## [DIRECTIONS FOR THIS TASK]
Below is a listing. Gather each line of it that contains "Analyzer".
<<<<
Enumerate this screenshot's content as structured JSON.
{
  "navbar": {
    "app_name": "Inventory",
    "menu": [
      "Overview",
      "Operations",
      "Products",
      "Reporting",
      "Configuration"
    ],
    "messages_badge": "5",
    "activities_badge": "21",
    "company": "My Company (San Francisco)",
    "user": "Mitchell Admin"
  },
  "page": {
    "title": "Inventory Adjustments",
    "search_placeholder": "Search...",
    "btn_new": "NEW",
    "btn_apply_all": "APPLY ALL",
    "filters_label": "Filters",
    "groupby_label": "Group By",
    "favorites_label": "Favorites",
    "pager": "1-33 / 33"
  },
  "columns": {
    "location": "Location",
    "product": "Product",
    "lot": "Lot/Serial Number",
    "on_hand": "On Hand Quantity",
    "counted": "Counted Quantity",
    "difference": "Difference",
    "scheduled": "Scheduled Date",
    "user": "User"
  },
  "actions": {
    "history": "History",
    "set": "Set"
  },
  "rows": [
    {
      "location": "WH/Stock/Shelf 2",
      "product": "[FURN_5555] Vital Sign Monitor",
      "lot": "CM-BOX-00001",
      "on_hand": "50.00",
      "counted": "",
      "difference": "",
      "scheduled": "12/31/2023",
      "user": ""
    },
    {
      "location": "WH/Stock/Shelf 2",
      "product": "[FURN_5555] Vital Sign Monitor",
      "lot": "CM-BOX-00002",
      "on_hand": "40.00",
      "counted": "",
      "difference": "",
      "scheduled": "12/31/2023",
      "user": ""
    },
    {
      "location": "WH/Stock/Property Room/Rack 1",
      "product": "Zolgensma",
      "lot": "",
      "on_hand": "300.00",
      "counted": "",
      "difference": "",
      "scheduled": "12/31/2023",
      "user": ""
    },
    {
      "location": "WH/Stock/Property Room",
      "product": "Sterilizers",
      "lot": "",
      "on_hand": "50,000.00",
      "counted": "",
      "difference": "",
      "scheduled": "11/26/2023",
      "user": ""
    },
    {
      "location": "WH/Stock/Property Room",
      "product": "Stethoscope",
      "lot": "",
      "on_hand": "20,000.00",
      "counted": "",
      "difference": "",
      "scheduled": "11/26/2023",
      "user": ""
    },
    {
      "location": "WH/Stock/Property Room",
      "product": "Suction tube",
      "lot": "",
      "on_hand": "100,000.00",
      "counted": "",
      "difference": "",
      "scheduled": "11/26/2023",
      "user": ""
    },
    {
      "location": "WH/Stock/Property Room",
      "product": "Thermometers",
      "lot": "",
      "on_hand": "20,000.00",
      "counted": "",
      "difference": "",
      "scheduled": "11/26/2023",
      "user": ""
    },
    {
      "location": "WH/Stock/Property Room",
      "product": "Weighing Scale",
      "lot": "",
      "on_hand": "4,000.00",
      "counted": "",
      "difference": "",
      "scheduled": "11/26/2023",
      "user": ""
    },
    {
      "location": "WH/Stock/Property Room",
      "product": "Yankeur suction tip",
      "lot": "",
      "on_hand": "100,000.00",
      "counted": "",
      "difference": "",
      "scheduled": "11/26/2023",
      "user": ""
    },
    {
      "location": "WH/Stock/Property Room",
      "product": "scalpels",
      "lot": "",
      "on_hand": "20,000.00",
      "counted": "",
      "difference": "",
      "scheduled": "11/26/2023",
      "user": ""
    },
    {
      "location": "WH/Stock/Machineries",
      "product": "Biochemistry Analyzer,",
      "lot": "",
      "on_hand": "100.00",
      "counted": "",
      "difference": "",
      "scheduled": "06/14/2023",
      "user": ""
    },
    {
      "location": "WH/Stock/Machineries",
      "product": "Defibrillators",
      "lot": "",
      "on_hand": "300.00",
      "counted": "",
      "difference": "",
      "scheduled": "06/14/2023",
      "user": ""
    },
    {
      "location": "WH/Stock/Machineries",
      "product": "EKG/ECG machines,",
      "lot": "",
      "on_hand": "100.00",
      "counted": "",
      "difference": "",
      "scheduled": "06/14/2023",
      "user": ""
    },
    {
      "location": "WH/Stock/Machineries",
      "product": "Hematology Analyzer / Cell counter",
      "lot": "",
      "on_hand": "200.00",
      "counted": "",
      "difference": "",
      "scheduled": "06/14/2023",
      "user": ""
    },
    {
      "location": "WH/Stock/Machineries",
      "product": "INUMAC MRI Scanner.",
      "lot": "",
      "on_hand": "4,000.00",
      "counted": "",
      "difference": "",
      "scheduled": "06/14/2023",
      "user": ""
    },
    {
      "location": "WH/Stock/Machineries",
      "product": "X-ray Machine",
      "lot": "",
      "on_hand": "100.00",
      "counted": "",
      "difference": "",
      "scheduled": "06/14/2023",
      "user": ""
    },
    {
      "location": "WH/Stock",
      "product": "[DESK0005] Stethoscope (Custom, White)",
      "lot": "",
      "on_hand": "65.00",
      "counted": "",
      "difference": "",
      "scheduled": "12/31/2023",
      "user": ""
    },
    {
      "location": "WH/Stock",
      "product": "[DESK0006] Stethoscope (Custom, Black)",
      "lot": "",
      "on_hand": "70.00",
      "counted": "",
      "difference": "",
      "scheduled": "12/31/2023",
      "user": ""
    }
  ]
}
>>>>
## [OUTPUT]
      "product": "Biochemistry Analyzer,",
      "product": "Hematology Analyzer / Cell counter",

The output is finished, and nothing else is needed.